* _WHAT TO DO_:
Lay out the rows below as a numbered list, from the line containing "What elements are" up to and including the line containing "y-tick-label: 0.5 <box>94 357 114 373</box>". Leave out any blank lines.

Layout region records:
______
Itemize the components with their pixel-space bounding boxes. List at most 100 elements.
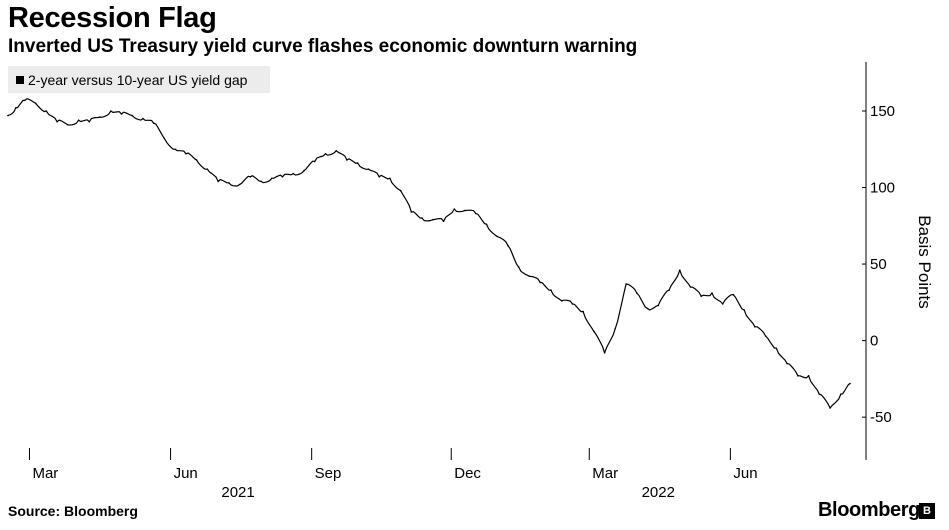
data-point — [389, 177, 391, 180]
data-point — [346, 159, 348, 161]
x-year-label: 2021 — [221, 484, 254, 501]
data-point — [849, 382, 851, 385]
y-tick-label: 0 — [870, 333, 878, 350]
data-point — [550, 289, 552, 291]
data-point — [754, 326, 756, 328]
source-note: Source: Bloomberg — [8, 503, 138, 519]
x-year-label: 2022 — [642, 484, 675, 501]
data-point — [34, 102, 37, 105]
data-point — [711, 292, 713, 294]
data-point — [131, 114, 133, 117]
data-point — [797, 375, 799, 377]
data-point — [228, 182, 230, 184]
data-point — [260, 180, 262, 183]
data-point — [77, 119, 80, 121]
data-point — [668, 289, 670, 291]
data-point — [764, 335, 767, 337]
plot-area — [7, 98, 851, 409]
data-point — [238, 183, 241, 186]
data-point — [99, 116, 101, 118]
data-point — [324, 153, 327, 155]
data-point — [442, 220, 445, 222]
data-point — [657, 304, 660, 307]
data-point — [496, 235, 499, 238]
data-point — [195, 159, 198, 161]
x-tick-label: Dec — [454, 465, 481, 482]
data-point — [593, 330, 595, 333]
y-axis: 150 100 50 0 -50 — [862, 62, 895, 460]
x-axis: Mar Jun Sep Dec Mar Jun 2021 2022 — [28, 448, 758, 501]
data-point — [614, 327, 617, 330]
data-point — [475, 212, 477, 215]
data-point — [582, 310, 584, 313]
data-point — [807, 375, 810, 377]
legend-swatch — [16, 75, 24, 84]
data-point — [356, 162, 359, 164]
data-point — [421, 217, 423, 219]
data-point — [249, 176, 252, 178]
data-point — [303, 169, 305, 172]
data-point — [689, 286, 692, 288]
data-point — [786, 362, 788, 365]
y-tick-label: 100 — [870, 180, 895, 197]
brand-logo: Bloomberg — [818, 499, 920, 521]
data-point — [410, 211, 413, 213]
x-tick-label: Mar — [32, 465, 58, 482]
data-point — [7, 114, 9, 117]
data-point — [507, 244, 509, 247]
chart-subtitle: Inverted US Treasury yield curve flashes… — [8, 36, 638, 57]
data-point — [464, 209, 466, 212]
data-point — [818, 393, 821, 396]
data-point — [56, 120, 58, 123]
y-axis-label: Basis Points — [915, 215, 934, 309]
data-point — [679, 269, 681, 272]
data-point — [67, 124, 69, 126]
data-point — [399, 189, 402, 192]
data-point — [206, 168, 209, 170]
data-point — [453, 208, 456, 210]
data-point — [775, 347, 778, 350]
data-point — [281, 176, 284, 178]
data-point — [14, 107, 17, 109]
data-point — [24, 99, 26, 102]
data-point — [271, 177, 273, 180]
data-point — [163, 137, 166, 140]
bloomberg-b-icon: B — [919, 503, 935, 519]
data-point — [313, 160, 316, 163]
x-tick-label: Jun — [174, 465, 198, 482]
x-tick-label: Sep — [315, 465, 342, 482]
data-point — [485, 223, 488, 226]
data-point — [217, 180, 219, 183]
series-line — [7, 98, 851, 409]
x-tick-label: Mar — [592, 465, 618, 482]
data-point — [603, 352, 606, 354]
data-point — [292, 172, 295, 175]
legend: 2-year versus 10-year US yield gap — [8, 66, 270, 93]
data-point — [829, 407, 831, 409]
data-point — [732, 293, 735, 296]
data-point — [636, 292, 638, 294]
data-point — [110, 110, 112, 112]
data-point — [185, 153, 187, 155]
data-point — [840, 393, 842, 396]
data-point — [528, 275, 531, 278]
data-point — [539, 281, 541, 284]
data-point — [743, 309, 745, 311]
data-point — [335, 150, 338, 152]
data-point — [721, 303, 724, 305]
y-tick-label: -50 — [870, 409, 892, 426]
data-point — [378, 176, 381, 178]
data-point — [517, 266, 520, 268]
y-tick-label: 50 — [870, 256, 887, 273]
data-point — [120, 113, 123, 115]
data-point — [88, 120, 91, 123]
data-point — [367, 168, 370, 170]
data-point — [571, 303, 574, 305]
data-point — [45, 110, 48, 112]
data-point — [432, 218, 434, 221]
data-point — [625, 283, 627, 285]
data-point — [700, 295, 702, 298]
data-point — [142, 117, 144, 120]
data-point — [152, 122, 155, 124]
______
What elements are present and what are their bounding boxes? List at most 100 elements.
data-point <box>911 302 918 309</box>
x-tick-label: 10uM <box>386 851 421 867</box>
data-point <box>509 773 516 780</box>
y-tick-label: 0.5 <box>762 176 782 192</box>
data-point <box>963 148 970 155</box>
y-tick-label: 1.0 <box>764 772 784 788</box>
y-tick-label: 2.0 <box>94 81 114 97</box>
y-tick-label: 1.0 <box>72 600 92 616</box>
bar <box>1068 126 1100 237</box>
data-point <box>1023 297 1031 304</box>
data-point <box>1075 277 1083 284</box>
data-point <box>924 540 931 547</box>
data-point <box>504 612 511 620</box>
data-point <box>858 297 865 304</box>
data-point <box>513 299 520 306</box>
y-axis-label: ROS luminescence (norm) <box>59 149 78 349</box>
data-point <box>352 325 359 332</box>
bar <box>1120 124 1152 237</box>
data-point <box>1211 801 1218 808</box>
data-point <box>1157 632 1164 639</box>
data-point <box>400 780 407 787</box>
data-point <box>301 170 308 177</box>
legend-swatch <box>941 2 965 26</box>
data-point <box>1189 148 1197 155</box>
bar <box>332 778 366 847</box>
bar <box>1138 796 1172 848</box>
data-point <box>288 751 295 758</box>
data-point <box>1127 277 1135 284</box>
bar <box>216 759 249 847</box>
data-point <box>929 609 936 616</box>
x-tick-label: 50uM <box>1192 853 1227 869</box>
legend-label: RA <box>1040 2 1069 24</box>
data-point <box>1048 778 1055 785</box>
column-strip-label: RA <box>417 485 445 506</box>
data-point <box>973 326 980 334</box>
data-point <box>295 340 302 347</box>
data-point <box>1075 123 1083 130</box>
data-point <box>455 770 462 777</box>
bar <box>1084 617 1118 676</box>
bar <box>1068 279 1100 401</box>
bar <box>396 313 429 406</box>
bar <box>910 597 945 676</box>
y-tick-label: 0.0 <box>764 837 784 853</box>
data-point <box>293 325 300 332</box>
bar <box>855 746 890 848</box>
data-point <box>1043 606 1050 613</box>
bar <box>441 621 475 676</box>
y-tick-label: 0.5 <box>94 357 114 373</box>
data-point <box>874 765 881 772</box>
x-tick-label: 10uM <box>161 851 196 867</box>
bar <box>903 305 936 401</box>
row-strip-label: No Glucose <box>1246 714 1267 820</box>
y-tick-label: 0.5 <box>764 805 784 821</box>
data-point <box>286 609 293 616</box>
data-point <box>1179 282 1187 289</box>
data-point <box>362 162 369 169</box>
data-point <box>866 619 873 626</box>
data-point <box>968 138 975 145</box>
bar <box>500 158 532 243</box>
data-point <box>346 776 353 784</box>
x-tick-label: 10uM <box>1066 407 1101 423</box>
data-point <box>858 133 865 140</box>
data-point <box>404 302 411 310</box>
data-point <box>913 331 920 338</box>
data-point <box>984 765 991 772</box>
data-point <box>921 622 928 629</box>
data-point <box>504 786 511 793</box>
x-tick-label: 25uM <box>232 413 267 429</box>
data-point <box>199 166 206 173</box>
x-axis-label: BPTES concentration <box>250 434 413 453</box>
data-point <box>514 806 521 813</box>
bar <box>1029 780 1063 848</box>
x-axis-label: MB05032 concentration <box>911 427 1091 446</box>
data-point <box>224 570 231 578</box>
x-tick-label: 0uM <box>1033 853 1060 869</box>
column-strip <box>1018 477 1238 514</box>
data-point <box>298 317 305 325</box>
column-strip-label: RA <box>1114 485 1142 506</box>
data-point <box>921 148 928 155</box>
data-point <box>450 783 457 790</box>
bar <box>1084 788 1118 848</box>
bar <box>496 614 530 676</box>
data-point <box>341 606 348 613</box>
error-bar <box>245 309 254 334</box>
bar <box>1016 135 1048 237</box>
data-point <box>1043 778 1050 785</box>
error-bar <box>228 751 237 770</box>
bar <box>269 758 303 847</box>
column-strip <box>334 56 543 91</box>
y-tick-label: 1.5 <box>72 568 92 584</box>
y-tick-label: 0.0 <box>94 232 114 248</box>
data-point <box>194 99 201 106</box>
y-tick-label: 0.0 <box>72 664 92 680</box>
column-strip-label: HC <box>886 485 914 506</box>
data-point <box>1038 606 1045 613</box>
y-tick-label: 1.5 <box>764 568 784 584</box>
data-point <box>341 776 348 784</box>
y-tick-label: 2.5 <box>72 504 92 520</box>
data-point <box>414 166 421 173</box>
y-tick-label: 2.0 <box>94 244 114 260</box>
______
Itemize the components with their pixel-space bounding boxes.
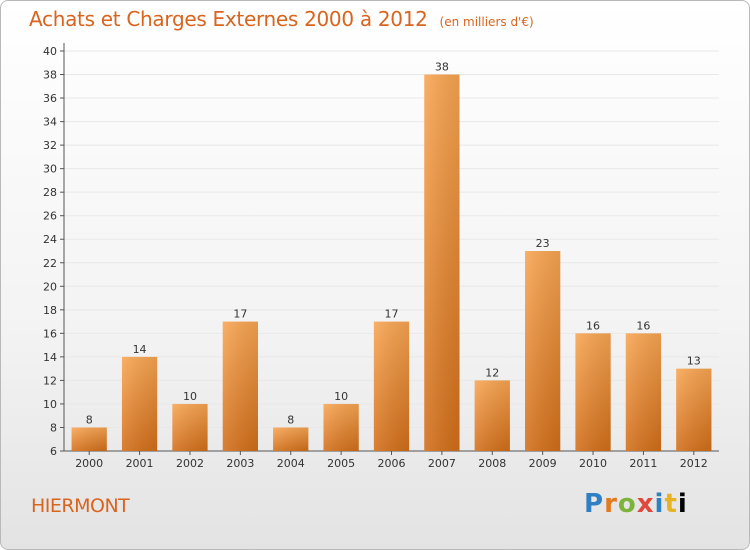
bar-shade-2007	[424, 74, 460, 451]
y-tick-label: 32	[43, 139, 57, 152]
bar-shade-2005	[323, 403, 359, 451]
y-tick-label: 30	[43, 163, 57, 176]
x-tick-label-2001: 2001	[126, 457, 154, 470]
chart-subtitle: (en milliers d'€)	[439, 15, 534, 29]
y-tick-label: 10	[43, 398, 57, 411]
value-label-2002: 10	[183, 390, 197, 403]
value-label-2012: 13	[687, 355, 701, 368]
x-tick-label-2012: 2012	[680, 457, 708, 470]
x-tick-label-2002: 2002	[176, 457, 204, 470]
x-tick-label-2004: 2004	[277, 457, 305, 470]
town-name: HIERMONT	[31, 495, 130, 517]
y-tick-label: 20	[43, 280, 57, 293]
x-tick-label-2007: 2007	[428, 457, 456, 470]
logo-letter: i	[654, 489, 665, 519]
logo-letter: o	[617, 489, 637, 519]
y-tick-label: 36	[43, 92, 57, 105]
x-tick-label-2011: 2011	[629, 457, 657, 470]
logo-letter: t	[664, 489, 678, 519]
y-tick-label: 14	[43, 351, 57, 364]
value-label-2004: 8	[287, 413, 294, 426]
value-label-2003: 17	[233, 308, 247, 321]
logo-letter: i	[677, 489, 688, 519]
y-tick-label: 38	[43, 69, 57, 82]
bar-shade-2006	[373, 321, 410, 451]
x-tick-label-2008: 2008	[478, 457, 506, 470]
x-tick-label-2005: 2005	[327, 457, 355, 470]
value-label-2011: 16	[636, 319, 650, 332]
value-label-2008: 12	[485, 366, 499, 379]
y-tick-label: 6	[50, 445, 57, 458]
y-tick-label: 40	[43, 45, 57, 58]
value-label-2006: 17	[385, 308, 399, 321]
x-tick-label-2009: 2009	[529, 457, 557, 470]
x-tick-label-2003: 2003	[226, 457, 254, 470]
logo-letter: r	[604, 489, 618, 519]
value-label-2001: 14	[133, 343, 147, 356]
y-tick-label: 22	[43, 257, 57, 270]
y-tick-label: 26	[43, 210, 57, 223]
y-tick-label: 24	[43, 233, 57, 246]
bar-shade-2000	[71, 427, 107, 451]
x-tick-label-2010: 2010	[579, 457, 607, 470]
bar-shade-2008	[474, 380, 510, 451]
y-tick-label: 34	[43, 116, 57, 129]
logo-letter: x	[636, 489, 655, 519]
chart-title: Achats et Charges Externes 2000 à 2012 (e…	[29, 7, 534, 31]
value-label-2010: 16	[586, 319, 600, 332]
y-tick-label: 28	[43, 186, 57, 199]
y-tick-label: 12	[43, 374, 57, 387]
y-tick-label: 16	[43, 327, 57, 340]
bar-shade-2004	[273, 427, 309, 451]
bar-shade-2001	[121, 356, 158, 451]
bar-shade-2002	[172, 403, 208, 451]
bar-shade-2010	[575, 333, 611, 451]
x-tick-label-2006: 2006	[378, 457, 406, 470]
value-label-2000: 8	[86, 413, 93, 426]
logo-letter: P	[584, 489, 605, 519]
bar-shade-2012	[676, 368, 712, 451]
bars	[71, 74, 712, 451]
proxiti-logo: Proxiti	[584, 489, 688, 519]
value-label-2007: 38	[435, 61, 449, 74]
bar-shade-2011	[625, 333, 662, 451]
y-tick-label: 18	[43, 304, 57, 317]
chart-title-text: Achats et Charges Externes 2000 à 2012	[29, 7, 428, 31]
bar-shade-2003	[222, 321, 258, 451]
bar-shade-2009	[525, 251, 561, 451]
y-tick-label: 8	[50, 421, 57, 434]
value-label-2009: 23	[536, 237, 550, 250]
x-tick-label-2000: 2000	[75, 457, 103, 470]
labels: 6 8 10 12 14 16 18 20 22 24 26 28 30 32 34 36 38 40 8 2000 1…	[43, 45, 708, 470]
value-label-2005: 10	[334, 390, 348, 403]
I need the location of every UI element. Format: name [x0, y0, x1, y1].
______
* _SOLUTION_:
1. What elements are present and what are their bounding boxes? List at most 100 elements.
2. data-point <box>911 302 918 309</box>
3. x-tick-label: 10uM <box>386 851 421 867</box>
4. data-point <box>509 773 516 780</box>
5. y-tick-label: 0.5 <box>762 176 782 192</box>
6. data-point <box>963 148 970 155</box>
7. y-tick-label: 1.0 <box>764 772 784 788</box>
8. y-tick-label: 2.0 <box>94 81 114 97</box>
9. y-tick-label: 1.0 <box>72 600 92 616</box>
10. bar <box>1068 126 1100 237</box>
11. data-point <box>1023 297 1031 304</box>
12. data-point <box>1075 277 1083 284</box>
13. data-point <box>924 540 931 547</box>
14. data-point <box>504 612 511 620</box>
15. data-point <box>858 297 865 304</box>
16. data-point <box>513 299 520 306</box>
17. y-axis-label: ROS luminescence (norm) <box>59 149 78 349</box>
18. data-point <box>352 325 359 332</box>
19. bar <box>1120 124 1152 237</box>
20. data-point <box>1211 801 1218 808</box>
21. data-point <box>1157 632 1164 639</box>
22. data-point <box>400 780 407 787</box>
23. data-point <box>301 170 308 177</box>
24. legend-swatch <box>941 2 965 26</box>
25. data-point <box>1189 148 1197 155</box>
26. bar <box>332 778 366 847</box>
27. bar <box>1138 796 1172 848</box>
28. data-point <box>288 751 295 758</box>
29. data-point <box>1127 277 1135 284</box>
30. bar <box>216 759 249 847</box>
31. data-point <box>929 609 936 616</box>
32. x-tick-label: 50uM <box>1192 853 1227 869</box>
33. legend-label: RA <box>1040 2 1069 24</box>
34. data-point <box>1048 778 1055 785</box>
35. column-strip-label: RA <box>417 485 445 506</box>
36. data-point <box>973 326 980 334</box>
37. data-point <box>295 340 302 347</box>
38. data-point <box>1075 123 1083 130</box>
39. data-point <box>455 770 462 777</box>
40. bar <box>1084 617 1118 676</box>
41. bar <box>1068 279 1100 401</box>
42. bar <box>396 313 429 406</box>
43. bar <box>910 597 945 676</box>
44. y-tick-label: 0.0 <box>764 837 784 853</box>
45. data-point <box>293 325 300 332</box>
46. bar <box>855 746 890 848</box>
47. data-point <box>1043 606 1050 613</box>
48. bar <box>441 621 475 676</box>
49. y-tick-label: 0.5 <box>94 357 114 373</box>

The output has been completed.